*Stored items from a collection*:
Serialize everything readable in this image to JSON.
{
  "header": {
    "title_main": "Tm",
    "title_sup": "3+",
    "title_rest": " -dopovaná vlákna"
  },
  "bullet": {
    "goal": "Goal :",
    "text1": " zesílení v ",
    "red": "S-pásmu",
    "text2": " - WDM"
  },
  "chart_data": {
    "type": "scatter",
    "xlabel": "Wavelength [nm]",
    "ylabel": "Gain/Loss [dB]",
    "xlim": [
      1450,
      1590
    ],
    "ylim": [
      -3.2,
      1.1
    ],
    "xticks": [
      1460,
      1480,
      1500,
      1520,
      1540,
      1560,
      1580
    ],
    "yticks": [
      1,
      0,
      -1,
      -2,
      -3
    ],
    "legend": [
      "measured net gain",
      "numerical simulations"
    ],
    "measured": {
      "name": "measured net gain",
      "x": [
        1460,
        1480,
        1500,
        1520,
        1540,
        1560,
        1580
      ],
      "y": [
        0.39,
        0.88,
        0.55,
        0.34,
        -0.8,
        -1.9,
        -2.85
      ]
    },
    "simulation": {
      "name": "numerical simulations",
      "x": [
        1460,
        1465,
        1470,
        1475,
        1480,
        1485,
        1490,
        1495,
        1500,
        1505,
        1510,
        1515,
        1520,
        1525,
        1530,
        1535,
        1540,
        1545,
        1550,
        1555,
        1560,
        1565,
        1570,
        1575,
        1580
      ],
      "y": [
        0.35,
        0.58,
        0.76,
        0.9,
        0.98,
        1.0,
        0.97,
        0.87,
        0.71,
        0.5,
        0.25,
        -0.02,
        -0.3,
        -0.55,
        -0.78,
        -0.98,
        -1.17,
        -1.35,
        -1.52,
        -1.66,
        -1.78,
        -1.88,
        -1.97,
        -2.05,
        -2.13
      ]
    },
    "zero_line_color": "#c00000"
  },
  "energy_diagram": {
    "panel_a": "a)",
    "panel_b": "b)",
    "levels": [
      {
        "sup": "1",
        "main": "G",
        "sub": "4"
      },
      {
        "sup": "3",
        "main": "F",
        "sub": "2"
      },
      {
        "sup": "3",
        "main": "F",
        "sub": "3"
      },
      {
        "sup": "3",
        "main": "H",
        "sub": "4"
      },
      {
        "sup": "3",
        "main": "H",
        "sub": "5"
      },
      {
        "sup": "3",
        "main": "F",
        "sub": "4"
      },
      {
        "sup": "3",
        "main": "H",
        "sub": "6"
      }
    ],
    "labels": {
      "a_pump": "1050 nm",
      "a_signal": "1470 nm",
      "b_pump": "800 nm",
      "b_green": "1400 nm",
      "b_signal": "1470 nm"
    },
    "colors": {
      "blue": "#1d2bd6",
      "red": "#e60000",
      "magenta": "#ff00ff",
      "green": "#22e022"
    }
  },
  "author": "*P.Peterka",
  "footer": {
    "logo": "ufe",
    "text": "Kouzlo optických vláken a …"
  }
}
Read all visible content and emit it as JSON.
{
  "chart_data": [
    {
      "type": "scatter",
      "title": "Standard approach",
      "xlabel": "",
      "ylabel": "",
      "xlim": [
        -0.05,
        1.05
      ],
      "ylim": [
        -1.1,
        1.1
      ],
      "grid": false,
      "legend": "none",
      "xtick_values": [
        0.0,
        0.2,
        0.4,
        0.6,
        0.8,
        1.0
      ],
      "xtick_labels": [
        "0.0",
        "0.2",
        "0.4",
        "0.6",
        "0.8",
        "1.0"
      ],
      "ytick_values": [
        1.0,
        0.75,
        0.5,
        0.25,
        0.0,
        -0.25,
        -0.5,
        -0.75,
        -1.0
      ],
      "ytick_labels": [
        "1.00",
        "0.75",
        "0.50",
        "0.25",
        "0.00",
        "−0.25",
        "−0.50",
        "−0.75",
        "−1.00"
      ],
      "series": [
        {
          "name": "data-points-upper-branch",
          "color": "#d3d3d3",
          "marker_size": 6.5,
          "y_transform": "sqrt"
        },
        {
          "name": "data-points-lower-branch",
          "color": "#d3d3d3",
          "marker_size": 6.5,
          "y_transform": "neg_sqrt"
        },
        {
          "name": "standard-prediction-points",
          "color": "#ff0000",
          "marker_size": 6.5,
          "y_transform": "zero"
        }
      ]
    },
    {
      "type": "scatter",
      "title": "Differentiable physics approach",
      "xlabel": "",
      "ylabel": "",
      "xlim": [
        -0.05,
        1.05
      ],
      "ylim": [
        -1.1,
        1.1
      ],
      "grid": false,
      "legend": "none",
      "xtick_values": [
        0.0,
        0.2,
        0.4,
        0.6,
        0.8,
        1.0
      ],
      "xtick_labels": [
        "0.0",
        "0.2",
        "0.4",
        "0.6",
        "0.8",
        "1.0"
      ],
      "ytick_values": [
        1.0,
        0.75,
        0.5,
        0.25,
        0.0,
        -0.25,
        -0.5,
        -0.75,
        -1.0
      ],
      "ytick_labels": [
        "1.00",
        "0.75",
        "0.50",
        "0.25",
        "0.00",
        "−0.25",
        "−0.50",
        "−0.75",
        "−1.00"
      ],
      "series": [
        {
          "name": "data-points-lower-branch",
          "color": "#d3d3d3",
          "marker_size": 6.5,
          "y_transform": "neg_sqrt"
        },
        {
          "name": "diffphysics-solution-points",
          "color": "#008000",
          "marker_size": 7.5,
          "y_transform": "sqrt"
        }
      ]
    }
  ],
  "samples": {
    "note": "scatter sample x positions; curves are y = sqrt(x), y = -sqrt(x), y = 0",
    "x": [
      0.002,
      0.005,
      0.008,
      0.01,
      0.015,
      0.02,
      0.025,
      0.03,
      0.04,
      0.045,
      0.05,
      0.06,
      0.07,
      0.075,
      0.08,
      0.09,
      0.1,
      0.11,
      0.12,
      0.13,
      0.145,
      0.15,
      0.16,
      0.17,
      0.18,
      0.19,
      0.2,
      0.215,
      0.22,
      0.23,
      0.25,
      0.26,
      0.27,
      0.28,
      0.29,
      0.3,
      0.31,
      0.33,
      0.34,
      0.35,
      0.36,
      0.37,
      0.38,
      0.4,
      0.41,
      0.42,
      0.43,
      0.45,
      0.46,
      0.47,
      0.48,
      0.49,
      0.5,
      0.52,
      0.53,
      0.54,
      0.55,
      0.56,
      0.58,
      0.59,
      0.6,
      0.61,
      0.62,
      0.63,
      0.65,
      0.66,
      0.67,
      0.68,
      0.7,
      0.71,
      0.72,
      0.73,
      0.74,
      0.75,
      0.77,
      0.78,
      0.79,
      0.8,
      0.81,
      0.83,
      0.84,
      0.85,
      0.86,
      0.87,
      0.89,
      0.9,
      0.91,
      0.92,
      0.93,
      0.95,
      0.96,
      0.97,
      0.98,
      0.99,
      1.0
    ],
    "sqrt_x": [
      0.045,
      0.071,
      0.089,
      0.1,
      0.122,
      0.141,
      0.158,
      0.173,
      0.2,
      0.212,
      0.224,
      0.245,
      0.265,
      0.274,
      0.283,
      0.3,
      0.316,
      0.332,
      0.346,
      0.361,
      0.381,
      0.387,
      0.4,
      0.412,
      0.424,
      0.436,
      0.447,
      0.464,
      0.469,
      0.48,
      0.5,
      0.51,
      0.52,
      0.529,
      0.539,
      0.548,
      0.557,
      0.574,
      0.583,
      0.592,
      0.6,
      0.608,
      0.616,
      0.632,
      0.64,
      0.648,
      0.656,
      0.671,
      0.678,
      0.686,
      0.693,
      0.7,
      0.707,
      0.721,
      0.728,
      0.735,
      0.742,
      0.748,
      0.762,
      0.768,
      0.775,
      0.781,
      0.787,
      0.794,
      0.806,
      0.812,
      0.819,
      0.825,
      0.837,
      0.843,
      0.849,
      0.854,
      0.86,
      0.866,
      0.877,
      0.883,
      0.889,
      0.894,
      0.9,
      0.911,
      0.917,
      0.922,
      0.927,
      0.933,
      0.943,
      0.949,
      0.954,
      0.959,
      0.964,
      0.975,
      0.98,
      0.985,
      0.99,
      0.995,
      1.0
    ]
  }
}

*Short task*:
Scan the listing above for the word "measured" and show each line where it is found.

*Task response*:
      "measured net gain",
    "measured": {
      "name": "measured net gain",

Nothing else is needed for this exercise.